* [Exercise description] Select all lines holding the word "Donald" from the entries that follow.

* [Data in this exercise]

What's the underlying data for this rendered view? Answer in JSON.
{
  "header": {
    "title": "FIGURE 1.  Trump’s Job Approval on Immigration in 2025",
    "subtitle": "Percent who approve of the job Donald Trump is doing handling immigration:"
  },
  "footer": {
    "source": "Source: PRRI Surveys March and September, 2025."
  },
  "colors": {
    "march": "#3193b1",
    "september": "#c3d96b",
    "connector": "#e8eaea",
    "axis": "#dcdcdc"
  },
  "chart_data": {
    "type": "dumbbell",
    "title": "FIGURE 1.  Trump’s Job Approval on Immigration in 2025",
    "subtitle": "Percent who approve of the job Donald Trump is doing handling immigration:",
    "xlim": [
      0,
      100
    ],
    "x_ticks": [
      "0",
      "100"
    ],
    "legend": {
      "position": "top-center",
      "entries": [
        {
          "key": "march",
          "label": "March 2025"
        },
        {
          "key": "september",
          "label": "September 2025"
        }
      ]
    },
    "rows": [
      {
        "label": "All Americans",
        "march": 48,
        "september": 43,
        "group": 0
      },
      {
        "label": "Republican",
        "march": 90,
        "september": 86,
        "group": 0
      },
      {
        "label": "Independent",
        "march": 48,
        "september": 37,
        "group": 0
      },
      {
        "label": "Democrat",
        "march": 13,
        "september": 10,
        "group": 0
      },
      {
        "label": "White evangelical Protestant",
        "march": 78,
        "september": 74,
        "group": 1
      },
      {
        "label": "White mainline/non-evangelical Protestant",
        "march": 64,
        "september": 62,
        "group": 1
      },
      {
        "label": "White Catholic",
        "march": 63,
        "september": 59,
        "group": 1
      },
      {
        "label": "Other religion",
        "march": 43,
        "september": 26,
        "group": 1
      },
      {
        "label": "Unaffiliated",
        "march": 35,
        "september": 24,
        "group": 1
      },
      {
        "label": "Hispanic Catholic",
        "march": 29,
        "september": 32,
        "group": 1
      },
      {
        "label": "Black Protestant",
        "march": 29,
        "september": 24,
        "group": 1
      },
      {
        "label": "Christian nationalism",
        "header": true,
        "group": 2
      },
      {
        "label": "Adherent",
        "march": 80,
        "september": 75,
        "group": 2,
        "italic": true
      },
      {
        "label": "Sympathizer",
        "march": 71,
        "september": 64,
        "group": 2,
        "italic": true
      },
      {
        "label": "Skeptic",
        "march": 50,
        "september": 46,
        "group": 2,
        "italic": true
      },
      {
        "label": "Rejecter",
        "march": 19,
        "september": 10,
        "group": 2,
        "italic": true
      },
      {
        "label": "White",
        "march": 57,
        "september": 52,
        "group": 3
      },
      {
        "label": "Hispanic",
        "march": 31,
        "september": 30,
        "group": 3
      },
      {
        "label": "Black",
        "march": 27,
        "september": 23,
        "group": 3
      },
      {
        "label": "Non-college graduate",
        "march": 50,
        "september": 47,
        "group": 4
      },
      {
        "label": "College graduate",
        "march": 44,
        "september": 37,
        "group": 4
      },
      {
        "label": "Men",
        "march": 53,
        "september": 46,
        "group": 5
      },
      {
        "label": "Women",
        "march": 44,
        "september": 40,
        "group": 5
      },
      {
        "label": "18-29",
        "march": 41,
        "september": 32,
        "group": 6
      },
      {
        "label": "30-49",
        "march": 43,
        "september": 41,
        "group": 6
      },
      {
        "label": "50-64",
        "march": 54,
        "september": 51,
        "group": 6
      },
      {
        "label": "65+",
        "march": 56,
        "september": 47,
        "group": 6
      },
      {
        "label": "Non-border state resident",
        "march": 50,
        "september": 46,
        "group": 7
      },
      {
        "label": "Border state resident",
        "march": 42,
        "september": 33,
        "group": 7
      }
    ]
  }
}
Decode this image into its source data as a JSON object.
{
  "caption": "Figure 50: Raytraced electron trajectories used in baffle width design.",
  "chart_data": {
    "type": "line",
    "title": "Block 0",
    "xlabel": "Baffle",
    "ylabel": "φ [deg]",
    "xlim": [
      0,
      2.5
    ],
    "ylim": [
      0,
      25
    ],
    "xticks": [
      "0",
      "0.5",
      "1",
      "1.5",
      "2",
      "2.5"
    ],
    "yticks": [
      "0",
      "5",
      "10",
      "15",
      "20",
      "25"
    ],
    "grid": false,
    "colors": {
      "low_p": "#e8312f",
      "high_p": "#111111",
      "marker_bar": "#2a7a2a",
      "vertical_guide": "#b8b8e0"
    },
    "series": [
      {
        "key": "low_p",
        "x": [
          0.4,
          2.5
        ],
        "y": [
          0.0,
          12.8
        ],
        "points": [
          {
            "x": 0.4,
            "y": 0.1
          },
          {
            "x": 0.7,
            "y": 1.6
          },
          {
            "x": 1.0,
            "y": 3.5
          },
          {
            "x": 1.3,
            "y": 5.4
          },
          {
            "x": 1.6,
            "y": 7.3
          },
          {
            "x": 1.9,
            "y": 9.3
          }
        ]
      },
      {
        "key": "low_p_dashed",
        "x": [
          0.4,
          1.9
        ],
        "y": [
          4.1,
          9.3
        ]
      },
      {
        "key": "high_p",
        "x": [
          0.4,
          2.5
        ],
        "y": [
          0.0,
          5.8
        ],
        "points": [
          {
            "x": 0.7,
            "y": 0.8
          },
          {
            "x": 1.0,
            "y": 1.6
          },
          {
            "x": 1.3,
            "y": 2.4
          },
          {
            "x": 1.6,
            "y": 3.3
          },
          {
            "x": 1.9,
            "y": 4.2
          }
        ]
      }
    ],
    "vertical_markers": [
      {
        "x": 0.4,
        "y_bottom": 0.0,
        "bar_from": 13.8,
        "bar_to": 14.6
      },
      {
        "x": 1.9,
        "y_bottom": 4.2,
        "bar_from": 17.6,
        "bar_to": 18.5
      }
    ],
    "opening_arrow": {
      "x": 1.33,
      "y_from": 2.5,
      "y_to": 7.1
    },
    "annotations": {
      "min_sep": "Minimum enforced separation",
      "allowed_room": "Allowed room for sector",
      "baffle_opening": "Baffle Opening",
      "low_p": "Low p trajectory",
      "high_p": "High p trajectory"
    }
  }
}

* [Task answer]
    "subtitle": "Percent who approve of the job Donald Trump is doing handling immigration:"
    "subtitle": "Percent who approve of the job Donald Trump is doing handling immigration:",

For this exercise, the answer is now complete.